GIVEN TASK 1:
Please transcribe the part of the opinion piece on Tory politics that begins with the words containing "I TOOK part in" and ends with "and anti-democratic too.".

PASSAGE SHOWN:
** start **
I TOOK part in a radio discussion this week in which a Scottish Tory councillor suggested the greatest threats in UK politics seemed to be sixteen year olds being allowed to vote in general elections, EU citizens getting the vote in those same elections, and the risk of a coalition government.

The message appeared to be, vote Tory to make sure democracy was denied.That is an idea strongly reinforced by the messaging from the National Conservative conference held in London this week, where it seems that everything but the truth was on display. So, loving your country was fine, so long as it was England.

And being anti-woke was fine, because that apparently was also about loving your country if only you could ignore that the sentiment was also racist, homophobic, misogynistic, elitist and anti-democratic too.

At the same conference, Jacob Rees Mogg even admitted that the voter ID legislation that he had actively supported when a minister was a deliberate act by the Tories to gerrymander the vote.
** end **
GIVEN DATA:
** start **
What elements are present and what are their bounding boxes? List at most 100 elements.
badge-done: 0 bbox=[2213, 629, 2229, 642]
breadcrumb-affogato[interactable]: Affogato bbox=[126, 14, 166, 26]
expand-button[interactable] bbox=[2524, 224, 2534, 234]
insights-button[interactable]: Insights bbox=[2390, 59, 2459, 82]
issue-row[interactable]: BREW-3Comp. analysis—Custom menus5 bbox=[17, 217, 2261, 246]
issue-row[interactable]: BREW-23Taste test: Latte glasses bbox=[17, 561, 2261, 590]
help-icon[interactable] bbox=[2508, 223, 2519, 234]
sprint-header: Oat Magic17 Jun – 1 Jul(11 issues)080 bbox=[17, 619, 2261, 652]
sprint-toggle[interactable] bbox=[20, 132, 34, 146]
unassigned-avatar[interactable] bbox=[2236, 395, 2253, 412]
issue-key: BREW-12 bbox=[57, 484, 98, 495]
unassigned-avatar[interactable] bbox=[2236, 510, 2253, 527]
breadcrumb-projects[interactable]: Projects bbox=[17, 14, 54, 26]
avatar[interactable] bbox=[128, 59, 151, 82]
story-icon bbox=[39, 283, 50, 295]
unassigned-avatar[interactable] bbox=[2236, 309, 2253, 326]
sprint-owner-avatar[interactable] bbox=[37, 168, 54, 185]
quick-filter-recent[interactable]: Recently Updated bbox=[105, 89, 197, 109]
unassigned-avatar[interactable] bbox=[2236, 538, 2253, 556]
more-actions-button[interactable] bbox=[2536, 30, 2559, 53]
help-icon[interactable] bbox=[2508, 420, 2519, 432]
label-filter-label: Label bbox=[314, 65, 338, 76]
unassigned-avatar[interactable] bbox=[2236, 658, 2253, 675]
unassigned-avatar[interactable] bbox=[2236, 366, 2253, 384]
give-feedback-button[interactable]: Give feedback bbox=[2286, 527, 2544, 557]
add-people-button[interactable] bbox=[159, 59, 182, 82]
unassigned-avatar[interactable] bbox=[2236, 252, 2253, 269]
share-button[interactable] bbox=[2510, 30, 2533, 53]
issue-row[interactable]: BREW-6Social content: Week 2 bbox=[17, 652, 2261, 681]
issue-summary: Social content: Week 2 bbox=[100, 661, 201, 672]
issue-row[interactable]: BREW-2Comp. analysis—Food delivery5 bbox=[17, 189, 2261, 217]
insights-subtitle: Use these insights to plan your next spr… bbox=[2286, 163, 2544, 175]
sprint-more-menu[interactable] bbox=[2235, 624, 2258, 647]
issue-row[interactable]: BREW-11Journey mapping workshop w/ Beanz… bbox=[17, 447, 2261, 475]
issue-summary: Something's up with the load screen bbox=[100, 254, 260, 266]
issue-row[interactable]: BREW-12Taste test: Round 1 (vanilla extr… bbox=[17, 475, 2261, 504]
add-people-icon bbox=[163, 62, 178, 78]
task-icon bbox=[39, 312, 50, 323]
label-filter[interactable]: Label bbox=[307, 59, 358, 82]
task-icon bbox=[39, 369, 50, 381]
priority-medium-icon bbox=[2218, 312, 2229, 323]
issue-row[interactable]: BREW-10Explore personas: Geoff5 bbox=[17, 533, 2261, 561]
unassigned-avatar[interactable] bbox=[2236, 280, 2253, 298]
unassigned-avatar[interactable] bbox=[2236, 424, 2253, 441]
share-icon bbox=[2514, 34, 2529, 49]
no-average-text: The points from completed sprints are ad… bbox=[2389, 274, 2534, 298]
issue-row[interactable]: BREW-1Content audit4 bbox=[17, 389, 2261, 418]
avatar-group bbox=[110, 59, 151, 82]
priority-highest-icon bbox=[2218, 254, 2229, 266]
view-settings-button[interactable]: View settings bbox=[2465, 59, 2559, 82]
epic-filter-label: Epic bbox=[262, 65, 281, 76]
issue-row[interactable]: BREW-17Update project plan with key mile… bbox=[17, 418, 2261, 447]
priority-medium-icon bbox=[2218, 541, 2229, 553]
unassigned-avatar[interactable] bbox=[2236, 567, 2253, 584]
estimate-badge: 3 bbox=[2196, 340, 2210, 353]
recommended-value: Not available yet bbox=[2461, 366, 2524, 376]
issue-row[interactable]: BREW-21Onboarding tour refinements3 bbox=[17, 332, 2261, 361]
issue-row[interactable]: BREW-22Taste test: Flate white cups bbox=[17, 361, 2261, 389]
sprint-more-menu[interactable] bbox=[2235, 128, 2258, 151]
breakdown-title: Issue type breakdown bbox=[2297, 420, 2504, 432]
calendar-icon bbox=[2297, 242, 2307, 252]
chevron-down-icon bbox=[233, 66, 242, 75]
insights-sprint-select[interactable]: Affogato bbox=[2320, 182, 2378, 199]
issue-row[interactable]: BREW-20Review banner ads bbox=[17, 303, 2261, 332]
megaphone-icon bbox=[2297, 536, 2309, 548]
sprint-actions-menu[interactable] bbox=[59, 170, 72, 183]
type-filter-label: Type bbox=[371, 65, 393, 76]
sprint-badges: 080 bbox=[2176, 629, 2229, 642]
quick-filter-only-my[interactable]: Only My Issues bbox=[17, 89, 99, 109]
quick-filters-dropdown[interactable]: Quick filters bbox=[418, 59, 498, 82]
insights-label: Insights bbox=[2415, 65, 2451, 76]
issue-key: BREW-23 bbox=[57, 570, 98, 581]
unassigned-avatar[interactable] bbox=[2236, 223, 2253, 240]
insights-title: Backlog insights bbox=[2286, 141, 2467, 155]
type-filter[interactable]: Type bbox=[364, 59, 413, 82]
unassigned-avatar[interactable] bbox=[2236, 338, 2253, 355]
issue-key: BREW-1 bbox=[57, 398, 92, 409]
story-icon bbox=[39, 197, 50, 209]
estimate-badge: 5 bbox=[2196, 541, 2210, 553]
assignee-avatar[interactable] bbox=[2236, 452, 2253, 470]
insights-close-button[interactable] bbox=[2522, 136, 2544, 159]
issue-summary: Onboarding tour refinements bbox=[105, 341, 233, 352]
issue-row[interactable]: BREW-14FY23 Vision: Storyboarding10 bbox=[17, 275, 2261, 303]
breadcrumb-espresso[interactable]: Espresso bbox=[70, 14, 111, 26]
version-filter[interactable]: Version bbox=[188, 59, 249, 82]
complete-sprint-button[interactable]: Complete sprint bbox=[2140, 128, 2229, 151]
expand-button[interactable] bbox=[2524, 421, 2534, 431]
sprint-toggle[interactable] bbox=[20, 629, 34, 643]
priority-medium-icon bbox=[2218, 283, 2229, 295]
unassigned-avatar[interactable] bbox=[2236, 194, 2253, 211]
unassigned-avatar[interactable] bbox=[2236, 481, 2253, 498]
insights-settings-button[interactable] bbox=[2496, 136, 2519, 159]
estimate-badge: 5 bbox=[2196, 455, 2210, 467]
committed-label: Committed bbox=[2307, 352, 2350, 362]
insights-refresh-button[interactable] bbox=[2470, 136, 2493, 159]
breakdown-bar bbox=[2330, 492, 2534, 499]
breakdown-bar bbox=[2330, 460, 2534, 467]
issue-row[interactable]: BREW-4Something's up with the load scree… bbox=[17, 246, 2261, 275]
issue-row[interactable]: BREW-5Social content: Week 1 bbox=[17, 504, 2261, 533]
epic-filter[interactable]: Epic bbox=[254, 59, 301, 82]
** end **
GIVEN TASK 2:
Pull out every line of the listing that contains the string "label".

COMPLETE ANSWER 1:
I TOOK part in a radio discussion this week in which a Scottish Tory councillor suggested the greatest threats in UK politics seemed to be sixteen year olds being allowed to vote in general elections, EU citizens getting the vote in those same elections, and the risk of a coalition government.

The message appeared to be, vote Tory to make sure democracy was denied.That is an idea strongly reinforced by the messaging from the National Conservative conference held in London this week, where it seems that everything but the truth was on display. So, loving your country was fine, so long as it was England.

And being anti-woke was fine, because that apparently was also about loving your country if only you could ignore that the sentiment was also racist, homophobic, misogynistic, elitist and anti-democratic too.

COMPLETE ANSWER 2:
label-filter-label: Label bbox=[314, 65, 338, 76]
label-filter[interactable]: Label bbox=[307, 59, 358, 82]
epic-filter-label: Epic bbox=[262, 65, 281, 76]
type-filter-label: Type bbox=[371, 65, 393, 76]
insights-label: Insights bbox=[2415, 65, 2451, 76]
committed-label: Committed bbox=[2307, 352, 2350, 362]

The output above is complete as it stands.